START Dataset extract

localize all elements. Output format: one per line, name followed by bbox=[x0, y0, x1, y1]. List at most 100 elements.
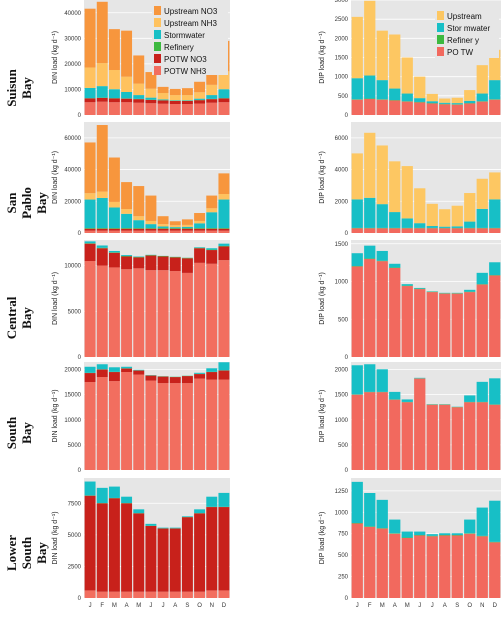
bar-po-tw bbox=[452, 228, 463, 233]
bar-potw-nh3 bbox=[170, 231, 181, 233]
y-axis-label: DIN load (kg d⁻¹) bbox=[52, 151, 59, 204]
bar-po-tw bbox=[439, 535, 450, 598]
bar-po-tw bbox=[427, 228, 438, 233]
bar-potw-nh3 bbox=[121, 231, 132, 233]
bar-potw-nh3 bbox=[218, 231, 229, 233]
bar-upstream-no3 bbox=[182, 88, 193, 95]
bay-label-line: Pablo bbox=[19, 187, 34, 219]
bar-potw-nh3 bbox=[218, 590, 229, 598]
bar-stor-mwater bbox=[377, 251, 388, 261]
y-axis-label: DIP load (kg d⁻¹) bbox=[319, 512, 326, 565]
bar-potw-no3 bbox=[206, 99, 217, 103]
bar-potw-nh3 bbox=[121, 372, 132, 470]
bar-potw-nh3 bbox=[145, 592, 156, 598]
bar-upstream-no3 bbox=[133, 55, 144, 83]
y-tick-label: 500 bbox=[338, 553, 349, 559]
bar-po-tw bbox=[364, 99, 375, 115]
bar-potw-no3 bbox=[97, 248, 108, 265]
bar-potw-nh3 bbox=[218, 260, 229, 357]
bar-stormwater bbox=[158, 528, 169, 529]
bar-stor-mwater bbox=[452, 103, 463, 104]
bar-potw-nh3 bbox=[170, 592, 181, 598]
x-tick-label: S bbox=[455, 603, 459, 609]
bar-upstream-no3 bbox=[133, 186, 144, 216]
bar-stor-mwater bbox=[377, 204, 388, 228]
y-tick-label: 1500 bbox=[335, 242, 349, 248]
bar-stor-mwater bbox=[414, 223, 425, 228]
bar-po-tw bbox=[477, 102, 488, 115]
bar-po-tw bbox=[352, 100, 363, 115]
y-axis-label: DIP load (kg d⁻¹) bbox=[319, 390, 326, 443]
bar-potw-no3 bbox=[158, 100, 169, 103]
bar-stor-mwater bbox=[352, 199, 363, 228]
bar-po-tw bbox=[402, 102, 413, 115]
y-tick-label: 40000 bbox=[64, 11, 81, 17]
bar-upstream bbox=[489, 172, 500, 199]
bar-refinery bbox=[170, 228, 181, 229]
x-tick-label: S bbox=[185, 603, 189, 609]
bar-potw-nh3 bbox=[109, 592, 120, 598]
x-tick-label: D bbox=[493, 603, 498, 609]
bar-potw-no3 bbox=[145, 256, 156, 271]
y-axis-label: DIP load (kg d⁻¹) bbox=[319, 272, 326, 325]
bar-po-tw bbox=[377, 529, 388, 598]
bar-potw-no3 bbox=[133, 99, 144, 103]
x-tick-label: M bbox=[380, 603, 385, 609]
x-tick-label: F bbox=[368, 603, 372, 609]
bar-potw-no3 bbox=[85, 373, 96, 382]
bar-potw-no3 bbox=[218, 507, 229, 590]
bar-po-tw bbox=[402, 402, 413, 470]
bar-potw-no3 bbox=[133, 257, 144, 268]
bar-potw-nh3 bbox=[85, 590, 96, 598]
bar-upstream-no3 bbox=[182, 219, 193, 225]
bar-potw-nh3 bbox=[85, 102, 96, 115]
bar-po-tw bbox=[464, 228, 475, 233]
bar-upstream-nh3 bbox=[145, 221, 156, 224]
bar-upstream-nh3 bbox=[109, 70, 120, 89]
y-tick-label: 40000 bbox=[64, 168, 81, 174]
bar-potw-nh3 bbox=[121, 592, 132, 598]
bar-stor-mwater bbox=[352, 482, 363, 523]
bar-stormwater bbox=[109, 251, 120, 252]
bar-po-tw bbox=[477, 228, 488, 233]
bar-potw-nh3 bbox=[158, 592, 169, 598]
bar-upstream bbox=[414, 77, 425, 98]
bar-stormwater bbox=[145, 98, 156, 100]
bar-po-tw bbox=[464, 104, 475, 116]
bar-potw-no3 bbox=[121, 229, 132, 231]
bay-label-line: Bay bbox=[19, 77, 34, 99]
bay-label-line: Lower bbox=[4, 535, 19, 571]
bay-label-line: Suisun bbox=[4, 68, 19, 106]
y-tick-label: 5000 bbox=[68, 309, 82, 315]
bar-upstream-nh3 bbox=[121, 209, 132, 214]
bar-upstream-no3 bbox=[121, 31, 132, 77]
bar-po-tw bbox=[364, 259, 375, 357]
bar-stor-mwater bbox=[477, 94, 488, 102]
bar-stormwater bbox=[97, 86, 108, 98]
bar-stormwater bbox=[121, 214, 132, 228]
bar-upstream-nh3 bbox=[182, 95, 193, 100]
bay-label-line: San bbox=[4, 192, 19, 214]
bar-po-tw bbox=[427, 292, 438, 357]
bar-stor-mwater bbox=[364, 246, 375, 259]
bar-potw-nh3 bbox=[182, 273, 193, 357]
bar-upstream-no3 bbox=[218, 173, 229, 194]
bar-po-tw bbox=[414, 379, 425, 470]
bar-stor-mwater bbox=[402, 94, 413, 102]
bar-stor-mwater bbox=[452, 533, 463, 535]
bar-upstream bbox=[427, 94, 438, 101]
bar-potw-no3 bbox=[158, 377, 169, 384]
bar-potw-nh3 bbox=[145, 231, 156, 233]
bar-stor-mwater bbox=[352, 78, 363, 99]
bar-refinery bbox=[182, 228, 193, 229]
bar-potw-no3 bbox=[145, 376, 156, 381]
bay-label-line: Central bbox=[4, 296, 19, 339]
legend-label: Stormwater bbox=[164, 31, 205, 40]
bar-stormwater bbox=[218, 493, 229, 507]
y-tick-label: 500 bbox=[338, 94, 349, 100]
bar-upstream-no3 bbox=[158, 87, 169, 93]
bar-potw-no3 bbox=[121, 256, 132, 269]
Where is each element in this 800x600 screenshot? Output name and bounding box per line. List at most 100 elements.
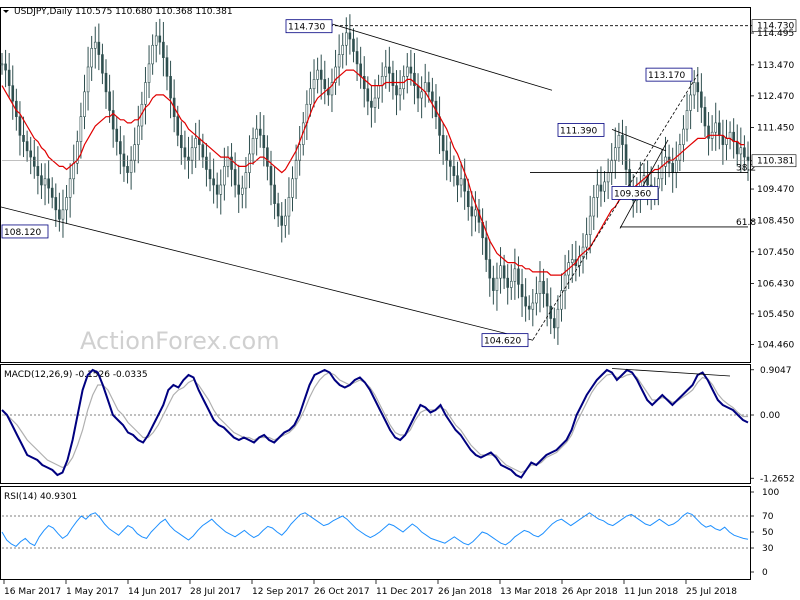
price-bar-body <box>362 76 366 90</box>
price-bar-body <box>499 265 502 279</box>
price-bar-body <box>535 293 538 304</box>
rsi-panel-title: RSI(14) 40.9301 <box>4 492 77 502</box>
price-bar-body <box>36 166 40 176</box>
price-bar-body <box>524 296 527 307</box>
price-bar-body <box>79 116 83 142</box>
price-bar-body <box>126 166 129 173</box>
price-tag-box <box>751 154 797 168</box>
price-bar-body <box>133 144 137 161</box>
price-bar-body <box>707 125 710 139</box>
x-tick-label: 13 Mar 2018 <box>500 587 557 597</box>
price-bar-body <box>746 156 750 162</box>
price-tick-label: 106.430 <box>757 279 794 289</box>
channel-lower-line <box>0 206 534 341</box>
price-bar-body <box>427 82 431 93</box>
price-bar-body <box>409 66 413 74</box>
price-bar-body <box>287 197 291 217</box>
price-bar-body <box>596 184 599 198</box>
rsi-tick-label: 70 <box>762 512 774 522</box>
watermark: ActionForex.com <box>80 327 280 355</box>
price-bar-body <box>527 305 531 310</box>
price-bar-body <box>29 150 32 158</box>
chevron-down-icon[interactable] <box>3 10 9 13</box>
price-bar-body <box>219 184 223 195</box>
price-bar-body <box>18 116 22 136</box>
price-bar-body <box>183 147 187 158</box>
price-bar-body <box>538 280 542 294</box>
price-bar-body <box>703 107 707 127</box>
price-bar-body <box>563 274 567 291</box>
price-bar-body <box>370 100 373 108</box>
x-tick-label: 28 Jul 2017 <box>190 587 241 597</box>
price-bar-body <box>513 268 517 282</box>
price-tick-label: 114.495 <box>757 29 794 39</box>
price-bar-body <box>725 138 728 145</box>
price-bar-body <box>466 190 470 208</box>
price-tick-label: 108.450 <box>757 217 794 227</box>
rsi-tick-label: 100 <box>762 488 779 498</box>
price-bar-body <box>517 268 520 285</box>
price-bar-body <box>588 215 592 235</box>
label-114730: 114.730 <box>288 23 325 33</box>
price-bar-body <box>613 147 617 161</box>
price-bar-body <box>111 110 115 130</box>
price-bar-body <box>72 162 76 180</box>
price-bar-body <box>291 178 294 198</box>
price-bar-body <box>373 97 377 108</box>
price-bar-body <box>22 135 25 142</box>
price-bar-body <box>520 284 524 298</box>
price-bar-body <box>7 69 11 86</box>
macd-y-axis: 0.9047 0.00 -1.2652 <box>750 366 795 484</box>
price-bar-body <box>136 125 140 145</box>
price-bar-body <box>359 63 362 77</box>
label-108120-box <box>1 224 49 239</box>
price-bar-body <box>223 166 226 186</box>
price-bar-body <box>345 32 348 46</box>
price-bar-body <box>606 172 610 183</box>
price-bar-body <box>678 144 682 161</box>
price-bar-body <box>151 44 154 65</box>
price-bar-body <box>416 85 420 99</box>
label-113170: 113.170 <box>648 71 685 81</box>
price-bar-body <box>592 197 596 217</box>
price-bar-body <box>316 69 319 80</box>
price-bar-body <box>542 280 545 294</box>
x-tick-label: 16 Mar 2017 <box>4 587 61 597</box>
price-bar-body <box>233 169 237 186</box>
x-tick-label: 11 Jun 2018 <box>624 587 678 597</box>
price-bar-body <box>276 203 280 217</box>
rsi-line <box>1 512 749 548</box>
price-bar-body <box>721 135 725 145</box>
price-bar-body <box>456 175 459 186</box>
price-bar-body <box>162 41 165 58</box>
x-tick-label: 1 May 2017 <box>66 587 119 597</box>
price-bar-body <box>610 159 614 173</box>
price-bar-body <box>570 259 574 263</box>
price-bar-body <box>25 141 29 152</box>
price-bar-body <box>495 277 499 291</box>
price-bar-body <box>258 128 262 136</box>
price-bar-body <box>366 88 370 102</box>
price-bar-body <box>165 57 169 77</box>
price-bar-body <box>355 51 359 65</box>
price-bar-body <box>531 302 535 310</box>
x-tick-label: 25 Jul 2018 <box>686 587 737 597</box>
price-tick-label: 104.460 <box>757 341 794 351</box>
price-bar-body <box>158 35 162 43</box>
price-bar-body <box>337 54 341 68</box>
price-bar-body <box>685 110 689 130</box>
price-tick-label: 113.470 <box>757 61 794 71</box>
price-bar-body <box>129 159 133 173</box>
price-bar-body <box>463 178 466 192</box>
price-tick-label: 111.450 <box>757 124 794 134</box>
price-bar-body <box>674 159 678 173</box>
price-bar-body <box>190 147 194 161</box>
price-bar-body <box>560 290 563 310</box>
macd-tick-label: 0.00 <box>760 411 780 421</box>
price-panel-frame <box>0 7 751 363</box>
price-bar-body <box>739 147 743 155</box>
label-108120: 108.120 <box>4 228 41 238</box>
price-bar-body <box>603 181 606 192</box>
price-bar-body <box>488 259 492 279</box>
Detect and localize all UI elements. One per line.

END Dataset extract

Report how many lines in the rows above contain the string "refinery", treating uppercase and lowercase letters as different. Give only the number.

2